**Job:**
Can you copy every one of the rows below, character for character, without changing anything?
#####
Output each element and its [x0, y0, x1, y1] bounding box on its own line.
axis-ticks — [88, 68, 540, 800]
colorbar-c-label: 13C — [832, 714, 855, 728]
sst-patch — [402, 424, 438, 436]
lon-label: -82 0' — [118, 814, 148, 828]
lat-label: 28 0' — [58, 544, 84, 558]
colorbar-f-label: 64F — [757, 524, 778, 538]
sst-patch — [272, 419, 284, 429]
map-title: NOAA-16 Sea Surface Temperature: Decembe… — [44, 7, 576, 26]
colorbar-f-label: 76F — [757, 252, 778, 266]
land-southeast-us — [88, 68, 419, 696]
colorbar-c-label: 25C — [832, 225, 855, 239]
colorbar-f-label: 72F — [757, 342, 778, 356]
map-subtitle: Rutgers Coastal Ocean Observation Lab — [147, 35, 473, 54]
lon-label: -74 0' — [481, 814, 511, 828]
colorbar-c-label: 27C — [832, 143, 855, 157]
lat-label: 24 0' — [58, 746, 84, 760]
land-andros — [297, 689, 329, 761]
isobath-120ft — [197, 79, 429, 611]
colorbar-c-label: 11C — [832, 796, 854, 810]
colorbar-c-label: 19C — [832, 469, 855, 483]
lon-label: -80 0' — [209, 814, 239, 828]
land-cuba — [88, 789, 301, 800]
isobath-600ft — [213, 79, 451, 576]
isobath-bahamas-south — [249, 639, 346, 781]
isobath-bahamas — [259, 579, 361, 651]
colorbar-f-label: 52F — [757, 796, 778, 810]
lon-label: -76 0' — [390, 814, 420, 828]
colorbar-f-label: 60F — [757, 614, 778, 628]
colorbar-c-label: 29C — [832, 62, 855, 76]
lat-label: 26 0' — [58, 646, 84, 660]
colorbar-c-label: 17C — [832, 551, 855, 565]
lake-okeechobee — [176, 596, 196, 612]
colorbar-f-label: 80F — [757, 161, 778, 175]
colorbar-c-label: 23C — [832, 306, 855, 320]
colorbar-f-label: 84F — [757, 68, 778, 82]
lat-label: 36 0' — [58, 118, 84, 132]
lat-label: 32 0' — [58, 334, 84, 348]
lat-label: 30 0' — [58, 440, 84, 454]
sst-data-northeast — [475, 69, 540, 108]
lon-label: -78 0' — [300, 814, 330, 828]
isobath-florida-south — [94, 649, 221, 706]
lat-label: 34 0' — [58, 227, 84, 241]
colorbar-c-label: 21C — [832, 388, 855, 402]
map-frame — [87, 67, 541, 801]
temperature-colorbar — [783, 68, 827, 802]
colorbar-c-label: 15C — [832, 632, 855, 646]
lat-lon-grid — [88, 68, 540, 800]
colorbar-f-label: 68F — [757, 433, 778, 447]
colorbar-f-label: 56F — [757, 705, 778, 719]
#####
**Answer to this exercise:**
Output each element and its [x0, y0, x1, y1] bounding box on its own line.
axis-ticks — [88, 68, 540, 800]
colorbar-c-label: 13C — [832, 714, 855, 728]
sst-patch — [402, 424, 438, 436]
lon-label: -82 0' — [118, 814, 148, 828]
lat-label: 28 0' — [58, 544, 84, 558]
colorbar-f-label: 64F — [757, 524, 778, 538]
sst-patch — [272, 419, 284, 429]
map-title: NOAA-16 Sea Surface Temperature: Decembe… — [44, 7, 576, 26]
colorbar-f-label: 76F — [757, 252, 778, 266]
land-southeast-us — [88, 68, 419, 696]
colorbar-c-label: 25C — [832, 225, 855, 239]
colorbar-f-label: 72F — [757, 342, 778, 356]
map-subtitle: Rutgers Coastal Ocean Observation Lab — [147, 35, 473, 54]
lon-label: -74 0' — [481, 814, 511, 828]
colorbar-c-label: 27C — [832, 143, 855, 157]
lat-label: 24 0' — [58, 746, 84, 760]
land-andros — [297, 689, 329, 761]
isobath-120ft — [197, 79, 429, 611]
colorbar-c-label: 11C — [832, 796, 854, 810]
colorbar-c-label: 19C — [832, 469, 855, 483]
lon-label: -80 0' — [209, 814, 239, 828]
land-cuba — [88, 789, 301, 800]
isobath-600ft — [213, 79, 451, 576]
isobath-bahamas-south — [249, 639, 346, 781]
isobath-bahamas — [259, 579, 361, 651]
colorbar-f-label: 52F — [757, 796, 778, 810]
lon-label: -76 0' — [390, 814, 420, 828]
colorbar-f-label: 60F — [757, 614, 778, 628]
colorbar-c-label: 29C — [832, 62, 855, 76]
lat-label: 26 0' — [58, 646, 84, 660]
colorbar-c-label: 17C — [832, 551, 855, 565]
lake-okeechobee — [176, 596, 196, 612]
colorbar-f-label: 80F — [757, 161, 778, 175]
colorbar-c-label: 23C — [832, 306, 855, 320]
colorbar-f-label: 84F — [757, 68, 778, 82]
lat-label: 36 0' — [58, 118, 84, 132]
lat-label: 32 0' — [58, 334, 84, 348]
lat-label: 30 0' — [58, 440, 84, 454]
sst-data-northeast — [475, 69, 540, 108]
lon-label: -78 0' — [300, 814, 330, 828]
isobath-florida-south — [94, 649, 221, 706]
lat-label: 34 0' — [58, 227, 84, 241]
colorbar-c-label: 21C — [832, 388, 855, 402]
map-frame — [87, 67, 541, 801]
temperature-colorbar — [783, 68, 827, 802]
colorbar-c-label: 15C — [832, 632, 855, 646]
lat-lon-grid — [88, 68, 540, 800]
colorbar-f-label: 68F — [757, 433, 778, 447]
colorbar-f-label: 56F — [757, 705, 778, 719]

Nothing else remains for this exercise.